Tasks to perform >>
**A)** Quote the salmon oil forum thread from "# Salmon Oil....WOW!!" to "for free shipping.".
**B)** Render this sentence from the salmon oil forum thread in Spanish: "The goldens don't shine in the same way as the lab but their coats are so nice and soft and healthy looking."

Document section >>
════════════════════

# Salmon Oil....WOW!! What a difference!



## gold'nchocolate (May 31, 2005)

I have used Lipiderm throughout the years and lately I was using something from Drs Foster and Smith but I started all of my dogs on Salmon Oil approx 5 weeks ago and I can not believe what a difference it is making in their coats. The black lab that I got from rescue last spring came to me with a very dry coat and dandruff. She did improve with the other product that I was using but after a few weeks of using salmon oil she is so shiny that the light reflects off of her even at night. The goldens don't shine in the same way as the lab but their coats are so nice and soft and healthy looking.

I just ordered some Grizzley Salmon Oil from Amazon.com and it is pretty reasonably priced because it is just over $25.00 for the 32 oz. size-- so it qualifies for free shipping.


----------



## robinsegg26 (Nov 14, 2006)

Mary (maggiesmom) has a great website where its a bit cheaper than that i believe... dont remeber the site addy though


----------



## Carsonsdaddy (Nov 1, 2006)

════════════════════

[Dataset entries]

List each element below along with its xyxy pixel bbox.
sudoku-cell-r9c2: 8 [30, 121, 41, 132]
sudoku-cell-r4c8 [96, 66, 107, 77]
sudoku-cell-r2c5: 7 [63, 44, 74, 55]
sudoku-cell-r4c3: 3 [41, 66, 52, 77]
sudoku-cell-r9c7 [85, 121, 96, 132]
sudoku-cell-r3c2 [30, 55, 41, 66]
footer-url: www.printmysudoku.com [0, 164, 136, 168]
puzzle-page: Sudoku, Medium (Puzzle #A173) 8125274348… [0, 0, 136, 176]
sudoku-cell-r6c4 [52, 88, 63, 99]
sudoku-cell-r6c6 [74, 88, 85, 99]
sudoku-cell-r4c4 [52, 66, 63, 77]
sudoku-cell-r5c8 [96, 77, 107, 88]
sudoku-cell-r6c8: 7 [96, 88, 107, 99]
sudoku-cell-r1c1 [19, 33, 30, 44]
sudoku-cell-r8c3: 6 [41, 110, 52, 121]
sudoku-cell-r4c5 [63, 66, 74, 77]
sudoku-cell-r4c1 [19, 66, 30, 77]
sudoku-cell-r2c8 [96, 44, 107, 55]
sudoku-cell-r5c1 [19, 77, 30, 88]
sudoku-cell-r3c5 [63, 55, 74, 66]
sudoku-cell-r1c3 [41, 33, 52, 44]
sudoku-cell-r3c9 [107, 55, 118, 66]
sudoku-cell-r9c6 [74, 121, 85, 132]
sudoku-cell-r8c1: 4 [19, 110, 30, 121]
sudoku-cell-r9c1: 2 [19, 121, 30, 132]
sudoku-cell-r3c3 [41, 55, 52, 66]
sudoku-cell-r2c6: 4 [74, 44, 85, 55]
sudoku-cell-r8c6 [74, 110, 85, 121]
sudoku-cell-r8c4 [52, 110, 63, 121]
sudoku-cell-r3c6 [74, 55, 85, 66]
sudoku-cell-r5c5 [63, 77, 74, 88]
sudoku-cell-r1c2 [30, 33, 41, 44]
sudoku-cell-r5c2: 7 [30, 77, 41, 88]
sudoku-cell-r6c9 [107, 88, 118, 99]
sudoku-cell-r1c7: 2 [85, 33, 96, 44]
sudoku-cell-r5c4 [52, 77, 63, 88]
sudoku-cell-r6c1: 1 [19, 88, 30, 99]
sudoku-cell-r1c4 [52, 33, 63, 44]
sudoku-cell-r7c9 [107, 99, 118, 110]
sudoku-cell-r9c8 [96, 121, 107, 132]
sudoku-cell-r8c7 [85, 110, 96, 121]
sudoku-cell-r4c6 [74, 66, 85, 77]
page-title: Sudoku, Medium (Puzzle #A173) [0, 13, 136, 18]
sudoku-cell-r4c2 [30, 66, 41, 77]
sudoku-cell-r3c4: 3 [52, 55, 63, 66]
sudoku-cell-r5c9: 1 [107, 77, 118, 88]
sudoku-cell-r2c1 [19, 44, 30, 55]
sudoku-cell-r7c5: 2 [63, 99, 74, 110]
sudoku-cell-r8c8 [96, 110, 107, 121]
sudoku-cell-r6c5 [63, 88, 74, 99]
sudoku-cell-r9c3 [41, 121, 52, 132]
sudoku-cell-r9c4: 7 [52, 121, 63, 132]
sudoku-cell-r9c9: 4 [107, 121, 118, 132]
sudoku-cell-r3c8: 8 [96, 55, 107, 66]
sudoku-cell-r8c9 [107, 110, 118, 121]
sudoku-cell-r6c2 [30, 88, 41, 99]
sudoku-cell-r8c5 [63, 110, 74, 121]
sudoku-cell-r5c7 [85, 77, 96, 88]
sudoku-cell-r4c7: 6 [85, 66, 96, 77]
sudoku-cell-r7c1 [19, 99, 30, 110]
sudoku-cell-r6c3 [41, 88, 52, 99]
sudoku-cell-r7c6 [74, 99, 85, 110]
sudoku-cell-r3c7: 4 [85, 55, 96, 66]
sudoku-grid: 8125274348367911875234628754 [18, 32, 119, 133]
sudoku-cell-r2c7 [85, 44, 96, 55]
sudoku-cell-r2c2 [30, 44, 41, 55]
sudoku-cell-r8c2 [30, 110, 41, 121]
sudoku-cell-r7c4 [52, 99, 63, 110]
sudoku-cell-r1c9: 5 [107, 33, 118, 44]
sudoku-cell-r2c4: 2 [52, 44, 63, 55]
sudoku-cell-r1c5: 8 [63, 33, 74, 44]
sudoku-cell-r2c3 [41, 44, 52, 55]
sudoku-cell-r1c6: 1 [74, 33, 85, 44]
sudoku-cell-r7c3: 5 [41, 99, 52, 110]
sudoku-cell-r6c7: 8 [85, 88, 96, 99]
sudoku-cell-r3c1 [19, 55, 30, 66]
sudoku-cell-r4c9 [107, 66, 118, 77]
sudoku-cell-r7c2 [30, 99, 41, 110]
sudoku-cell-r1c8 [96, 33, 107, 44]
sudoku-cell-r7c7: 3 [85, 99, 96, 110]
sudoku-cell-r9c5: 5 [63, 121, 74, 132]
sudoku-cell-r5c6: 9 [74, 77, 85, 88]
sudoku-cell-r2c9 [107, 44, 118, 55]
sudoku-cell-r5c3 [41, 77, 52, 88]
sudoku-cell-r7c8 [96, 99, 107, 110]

════════════════════

Expected responses >>
**A)**
# Salmon Oil....WOW!! What a difference!



## gold'nchocolate (May 31, 2005)

I have used Lipiderm throughout the years and lately I was using something from Drs Foster and Smith but I started all of my dogs on Salmon Oil approx 5 weeks ago and I can not believe what a difference it is making in their coats. The black lab that I got from rescue last spring came to me with a very dry coat and dandruff. She did improve with the other product that I was using but after a few weeks of using salmon oil she is so shiny that the light reflects off of her even at night. The goldens don't shine in the same way as the lab but their coats are so nice and soft and healthy looking.

I just ordered some Grizzley Salmon Oil from Amazon.com and it is pretty reasonably priced because it is just over $25.00 for the 32 oz. size-- so it qualifies for free shipping.

**B)** Los golden no brillan de la misma manera que la labrador, pero su pelaje es muy bonito, suave y de aspecto saludable.